PROBLEM: Gather the lines that hold the string "Published".

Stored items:
START

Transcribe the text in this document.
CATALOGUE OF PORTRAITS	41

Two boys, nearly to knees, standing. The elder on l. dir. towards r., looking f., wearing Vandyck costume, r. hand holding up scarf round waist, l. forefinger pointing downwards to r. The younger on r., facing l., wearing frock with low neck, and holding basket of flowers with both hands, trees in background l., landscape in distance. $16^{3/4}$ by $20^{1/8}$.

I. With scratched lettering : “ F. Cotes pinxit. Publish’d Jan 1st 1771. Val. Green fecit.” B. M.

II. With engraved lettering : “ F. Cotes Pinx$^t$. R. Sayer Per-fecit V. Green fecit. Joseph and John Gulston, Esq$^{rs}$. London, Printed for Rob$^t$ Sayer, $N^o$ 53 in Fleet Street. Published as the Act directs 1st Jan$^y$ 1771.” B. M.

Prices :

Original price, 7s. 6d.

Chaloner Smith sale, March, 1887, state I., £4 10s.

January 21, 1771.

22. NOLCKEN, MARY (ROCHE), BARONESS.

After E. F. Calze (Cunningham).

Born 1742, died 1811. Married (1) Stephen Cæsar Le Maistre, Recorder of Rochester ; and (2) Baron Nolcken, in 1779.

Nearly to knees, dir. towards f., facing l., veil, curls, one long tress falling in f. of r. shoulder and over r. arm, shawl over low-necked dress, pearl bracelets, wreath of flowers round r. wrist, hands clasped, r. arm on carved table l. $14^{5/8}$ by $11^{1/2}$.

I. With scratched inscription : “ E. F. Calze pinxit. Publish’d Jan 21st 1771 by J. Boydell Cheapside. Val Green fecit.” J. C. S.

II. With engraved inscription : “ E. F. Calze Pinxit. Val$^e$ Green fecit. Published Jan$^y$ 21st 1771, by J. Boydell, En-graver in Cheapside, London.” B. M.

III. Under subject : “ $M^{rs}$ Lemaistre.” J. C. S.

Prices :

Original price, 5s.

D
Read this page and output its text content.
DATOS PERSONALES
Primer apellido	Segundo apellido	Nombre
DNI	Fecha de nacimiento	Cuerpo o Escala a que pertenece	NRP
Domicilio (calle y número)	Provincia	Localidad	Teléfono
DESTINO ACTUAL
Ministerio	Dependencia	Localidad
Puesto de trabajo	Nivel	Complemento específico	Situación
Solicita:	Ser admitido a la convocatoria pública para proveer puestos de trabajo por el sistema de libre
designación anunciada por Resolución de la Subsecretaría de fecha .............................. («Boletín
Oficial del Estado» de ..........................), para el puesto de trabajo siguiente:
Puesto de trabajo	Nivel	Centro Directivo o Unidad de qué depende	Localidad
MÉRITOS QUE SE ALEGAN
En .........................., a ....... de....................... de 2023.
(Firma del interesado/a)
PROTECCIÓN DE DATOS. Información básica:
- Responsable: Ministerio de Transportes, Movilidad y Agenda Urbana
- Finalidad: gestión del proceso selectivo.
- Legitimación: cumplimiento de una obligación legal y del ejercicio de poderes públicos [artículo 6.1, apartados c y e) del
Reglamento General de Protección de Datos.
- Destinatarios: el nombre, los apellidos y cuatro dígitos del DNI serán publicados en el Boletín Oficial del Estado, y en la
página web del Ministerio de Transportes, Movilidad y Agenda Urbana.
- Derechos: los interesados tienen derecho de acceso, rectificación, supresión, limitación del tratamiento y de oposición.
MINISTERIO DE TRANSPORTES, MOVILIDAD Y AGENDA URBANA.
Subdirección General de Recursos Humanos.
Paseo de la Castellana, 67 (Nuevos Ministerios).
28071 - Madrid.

END

ANSWER:
II. With engraved lettering : “ F. Cotes Pinx$^t$. R. Sayer Per-fecit V. Green fecit. Joseph and John Gulston, Esq$^{rs}$. London, Printed for Rob$^t$ Sayer, $N^o$ 53 in Fleet Street. Published as the Act directs 1st Jan$^y$ 1771.” B. M.
II. With engraved inscription : “ E. F. Calze Pinxit. Val$^e$ Green fecit. Published Jan$^y$ 21st 1771, by J. Boydell, En-graver in Cheapside, London.” B. M.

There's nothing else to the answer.